_Work required:_ Spot each line in the records below where the word "يوسف" occurs, then copy it.

Dataset items
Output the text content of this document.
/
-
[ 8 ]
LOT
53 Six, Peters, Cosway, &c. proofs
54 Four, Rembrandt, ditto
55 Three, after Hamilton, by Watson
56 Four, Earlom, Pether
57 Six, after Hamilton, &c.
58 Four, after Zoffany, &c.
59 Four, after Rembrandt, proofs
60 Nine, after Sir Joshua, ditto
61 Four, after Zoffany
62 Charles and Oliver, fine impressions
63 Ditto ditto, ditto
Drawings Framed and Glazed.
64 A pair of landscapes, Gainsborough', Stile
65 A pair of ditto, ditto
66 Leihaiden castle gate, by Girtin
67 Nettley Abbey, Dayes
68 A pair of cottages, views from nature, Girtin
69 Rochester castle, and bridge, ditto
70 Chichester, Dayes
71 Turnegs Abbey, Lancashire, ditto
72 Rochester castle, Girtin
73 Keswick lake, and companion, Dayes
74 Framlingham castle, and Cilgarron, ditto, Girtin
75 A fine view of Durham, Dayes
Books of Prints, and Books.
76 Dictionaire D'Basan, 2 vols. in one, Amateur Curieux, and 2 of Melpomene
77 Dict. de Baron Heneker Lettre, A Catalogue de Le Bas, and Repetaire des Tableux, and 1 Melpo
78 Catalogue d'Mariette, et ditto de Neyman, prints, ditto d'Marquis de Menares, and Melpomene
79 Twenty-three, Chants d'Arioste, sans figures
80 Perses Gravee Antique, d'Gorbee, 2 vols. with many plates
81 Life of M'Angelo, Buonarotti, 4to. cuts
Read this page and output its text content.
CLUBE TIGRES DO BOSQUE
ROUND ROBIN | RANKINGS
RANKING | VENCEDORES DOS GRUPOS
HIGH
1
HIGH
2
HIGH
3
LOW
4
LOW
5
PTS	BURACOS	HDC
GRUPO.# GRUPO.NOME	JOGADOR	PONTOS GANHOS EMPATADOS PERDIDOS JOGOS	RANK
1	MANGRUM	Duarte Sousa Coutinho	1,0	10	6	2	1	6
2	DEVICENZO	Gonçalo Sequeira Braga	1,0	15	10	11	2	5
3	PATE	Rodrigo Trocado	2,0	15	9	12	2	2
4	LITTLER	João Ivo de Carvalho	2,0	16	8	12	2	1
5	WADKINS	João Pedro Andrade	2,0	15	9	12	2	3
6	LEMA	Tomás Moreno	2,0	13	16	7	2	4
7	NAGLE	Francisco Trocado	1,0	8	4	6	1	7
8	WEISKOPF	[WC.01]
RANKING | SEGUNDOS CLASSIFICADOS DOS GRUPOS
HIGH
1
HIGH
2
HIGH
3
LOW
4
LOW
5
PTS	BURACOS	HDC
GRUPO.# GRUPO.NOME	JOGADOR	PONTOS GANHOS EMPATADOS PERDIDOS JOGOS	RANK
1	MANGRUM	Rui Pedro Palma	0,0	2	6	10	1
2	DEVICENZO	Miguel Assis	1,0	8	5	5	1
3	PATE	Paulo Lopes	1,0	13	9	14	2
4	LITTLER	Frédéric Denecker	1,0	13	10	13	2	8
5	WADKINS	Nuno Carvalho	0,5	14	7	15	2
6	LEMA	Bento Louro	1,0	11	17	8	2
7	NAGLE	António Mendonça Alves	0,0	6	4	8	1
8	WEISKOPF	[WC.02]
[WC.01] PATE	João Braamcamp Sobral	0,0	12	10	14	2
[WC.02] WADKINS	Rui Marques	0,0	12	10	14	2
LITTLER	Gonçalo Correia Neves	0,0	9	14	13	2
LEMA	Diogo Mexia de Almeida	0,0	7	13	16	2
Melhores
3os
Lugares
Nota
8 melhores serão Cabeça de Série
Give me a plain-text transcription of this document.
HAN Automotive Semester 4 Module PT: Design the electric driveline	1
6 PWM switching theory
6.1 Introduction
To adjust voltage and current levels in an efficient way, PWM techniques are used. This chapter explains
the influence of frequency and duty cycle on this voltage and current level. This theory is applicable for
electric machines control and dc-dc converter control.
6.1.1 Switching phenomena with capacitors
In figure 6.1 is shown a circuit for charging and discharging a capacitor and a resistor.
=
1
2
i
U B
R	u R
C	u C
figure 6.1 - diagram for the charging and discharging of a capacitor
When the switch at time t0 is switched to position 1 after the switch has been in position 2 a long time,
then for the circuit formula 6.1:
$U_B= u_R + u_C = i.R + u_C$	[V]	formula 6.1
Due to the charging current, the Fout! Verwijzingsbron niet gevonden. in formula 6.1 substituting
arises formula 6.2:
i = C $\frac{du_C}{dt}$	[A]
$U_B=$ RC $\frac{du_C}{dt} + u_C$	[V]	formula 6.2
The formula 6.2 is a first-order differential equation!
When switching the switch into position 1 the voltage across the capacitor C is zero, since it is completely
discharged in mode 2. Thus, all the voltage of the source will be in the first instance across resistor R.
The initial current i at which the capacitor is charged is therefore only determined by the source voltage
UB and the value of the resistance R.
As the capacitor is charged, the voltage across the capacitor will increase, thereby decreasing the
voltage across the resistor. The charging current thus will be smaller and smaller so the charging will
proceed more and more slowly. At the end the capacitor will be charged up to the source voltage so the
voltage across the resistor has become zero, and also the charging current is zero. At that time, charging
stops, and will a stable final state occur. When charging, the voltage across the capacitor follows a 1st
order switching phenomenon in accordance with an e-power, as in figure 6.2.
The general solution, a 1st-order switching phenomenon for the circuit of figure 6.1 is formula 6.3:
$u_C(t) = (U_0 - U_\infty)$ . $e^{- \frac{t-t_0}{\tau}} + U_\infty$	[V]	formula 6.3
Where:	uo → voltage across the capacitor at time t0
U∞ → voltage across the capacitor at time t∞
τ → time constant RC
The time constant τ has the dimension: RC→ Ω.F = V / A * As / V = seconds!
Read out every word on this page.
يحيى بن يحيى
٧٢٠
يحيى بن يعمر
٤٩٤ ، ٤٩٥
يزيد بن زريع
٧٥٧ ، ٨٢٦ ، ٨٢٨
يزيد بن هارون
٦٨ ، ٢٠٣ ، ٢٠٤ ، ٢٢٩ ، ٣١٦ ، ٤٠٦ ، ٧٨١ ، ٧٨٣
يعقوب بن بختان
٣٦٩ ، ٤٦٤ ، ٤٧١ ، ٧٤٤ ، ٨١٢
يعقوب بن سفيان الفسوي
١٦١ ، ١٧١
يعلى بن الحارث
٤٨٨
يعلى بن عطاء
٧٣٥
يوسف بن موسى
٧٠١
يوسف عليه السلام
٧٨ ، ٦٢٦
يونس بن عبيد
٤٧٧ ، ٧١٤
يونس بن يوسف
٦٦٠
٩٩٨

_Task result:_
يوسف بن موسى
يوسف عليه السلام
يونس بن يوسف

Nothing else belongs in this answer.